The concept of left/right in politics is debilitating in it’s lack of dimensions, but it’s useful to structure discourse. I thought I’d broaden things out to offer a less debilitating, and hopefully more accurate break down of American political world views. Things are still more complicated than this, but it’s based on the idea that there are actually 3 main world views in American politics, not just two. No one fits neatly in to just one world view, and no one is consistent on which they apply to all issues — most of us use one or another almost completely unconsciously, based on social context, and will apply different ones to different issues.

The main things I wanted to show with this are where the identitarian politics and “centrism” really fits, because left/right doesn’t cover it. Identitarian politics, how I loath thee. It is the politics of identity, of “othering” — whether it’s about the aggrieved minority (Democrats), or the aggrieved majority (“white” Republicans), it doesn’t matter — it’s all the aggrieved in-group vs the out-group oppressors, asserted by a static unchallengeable authority, and it’s always dangerous — yes, even when Democrats do it.

Terms like “liberal” and “centrist” have been so debased, that it’s hard to even discuss them. We live in a liberal culture, with a liberal democracy, and a liberal economy. We are almost all of us liberal, despite the way right-wing media uses that word as a slur against their favorite straw-man opponents. Whenever CPAC conservatives talk of “liberty” they are dipping in to liberal moral frames. “Centrists” are simply arrogant — they believe they sit in the void in the middle of this chart, but they are really just promoting a specific kind of economic classical liberalism mixed with a moderate amount of social support (progressive morality). Centrists have failed to noticed how much they’ve drifted to an extremist kind of liberalism (neoliberalism) away from support in any legitimate sense. Support is all just lip service from centrists, and that’s put progressives in sharp contrast. But we can work on that. Progressives have made their own mistakes, courting identitarian politics too aggressively, because they don’t have any natural aversion like liberals do, to leveraging authority.

- DATA PROVIDED -

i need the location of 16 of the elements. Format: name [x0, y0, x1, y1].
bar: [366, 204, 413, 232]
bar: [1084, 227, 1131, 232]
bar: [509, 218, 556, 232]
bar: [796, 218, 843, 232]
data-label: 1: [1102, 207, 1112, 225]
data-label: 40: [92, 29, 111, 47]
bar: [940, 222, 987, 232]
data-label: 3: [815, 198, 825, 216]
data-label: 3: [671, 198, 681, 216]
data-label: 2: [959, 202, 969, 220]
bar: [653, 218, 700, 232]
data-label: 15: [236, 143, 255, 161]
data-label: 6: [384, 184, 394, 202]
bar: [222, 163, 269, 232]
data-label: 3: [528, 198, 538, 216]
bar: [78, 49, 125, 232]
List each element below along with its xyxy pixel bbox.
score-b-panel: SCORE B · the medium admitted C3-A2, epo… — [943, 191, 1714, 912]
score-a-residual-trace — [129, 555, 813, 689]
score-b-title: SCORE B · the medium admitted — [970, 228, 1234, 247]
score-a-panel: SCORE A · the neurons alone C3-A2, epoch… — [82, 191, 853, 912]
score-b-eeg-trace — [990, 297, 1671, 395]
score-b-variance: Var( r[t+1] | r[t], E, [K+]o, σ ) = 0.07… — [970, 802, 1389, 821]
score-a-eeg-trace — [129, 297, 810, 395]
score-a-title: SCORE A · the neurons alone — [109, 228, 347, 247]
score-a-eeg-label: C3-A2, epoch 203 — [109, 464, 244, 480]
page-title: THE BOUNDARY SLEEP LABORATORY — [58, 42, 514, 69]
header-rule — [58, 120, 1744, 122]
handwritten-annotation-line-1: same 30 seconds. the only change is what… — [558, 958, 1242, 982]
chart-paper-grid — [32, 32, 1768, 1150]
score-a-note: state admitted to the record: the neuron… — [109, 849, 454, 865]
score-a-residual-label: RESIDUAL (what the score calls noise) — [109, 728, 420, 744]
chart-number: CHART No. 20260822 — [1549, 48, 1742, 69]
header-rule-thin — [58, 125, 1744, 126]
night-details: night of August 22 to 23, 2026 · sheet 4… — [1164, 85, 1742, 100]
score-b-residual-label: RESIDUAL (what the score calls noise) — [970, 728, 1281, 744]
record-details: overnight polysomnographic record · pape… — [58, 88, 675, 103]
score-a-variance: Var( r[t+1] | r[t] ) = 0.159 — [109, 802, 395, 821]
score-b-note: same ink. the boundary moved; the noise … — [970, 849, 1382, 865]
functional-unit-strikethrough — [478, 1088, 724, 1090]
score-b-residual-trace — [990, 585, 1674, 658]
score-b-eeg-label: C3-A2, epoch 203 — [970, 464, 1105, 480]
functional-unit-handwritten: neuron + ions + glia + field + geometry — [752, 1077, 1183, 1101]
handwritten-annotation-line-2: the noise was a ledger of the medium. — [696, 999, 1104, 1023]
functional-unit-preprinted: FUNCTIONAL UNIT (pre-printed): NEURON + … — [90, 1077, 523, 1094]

- EXERCISE SET -
1. According to the essay on American political world views, what kind of liberalism have centrists drifted toward?
2. Extend the essay on American political world views with the next passage, picking up after its last sentence.

- RESPONSES PER TASK -
1. An extremist kind of liberalism, neoliberalism.

2.
Conservatives can’t stand centrists, because they don’t represent conservative values of self-discipline and their specific kind of authority. Conservatives are all about authority, not liberty, not that they seem to be any kind of self aware about it. When they are talking about liberty, it’s a specific kind of liberty, the kind where they get to set up their own little strict father fiefdoms. Ask a conservative (who’s not also a libertarian) if you should obey a police officer. See if you get an answer about liberty.

There is a funny alliance between “centrists” and identitarians, but we can see this starting to fray as the identitarians get ever more hard-line and inflexible about every little perceived slight, and lean harder and harder on conservative model authority (I’m right because my cause is righteous, and my authority to define terms shall not be challenged!). Identitarian politics is as illiberal as you can get.

These inflexible identitarians are going to cost progressives and centrists a lot in the next election (2022), count on it. Look at the chart, it’s a completely ridiculous alliance. When “centrists” blame progressives for those losses, they’re partially right, but only because of the identitarian component — and we can do something about it, if we understand our values, and stop the madness (or we can cancel Whoopi for the crime of having said something unpopular, but probably true…).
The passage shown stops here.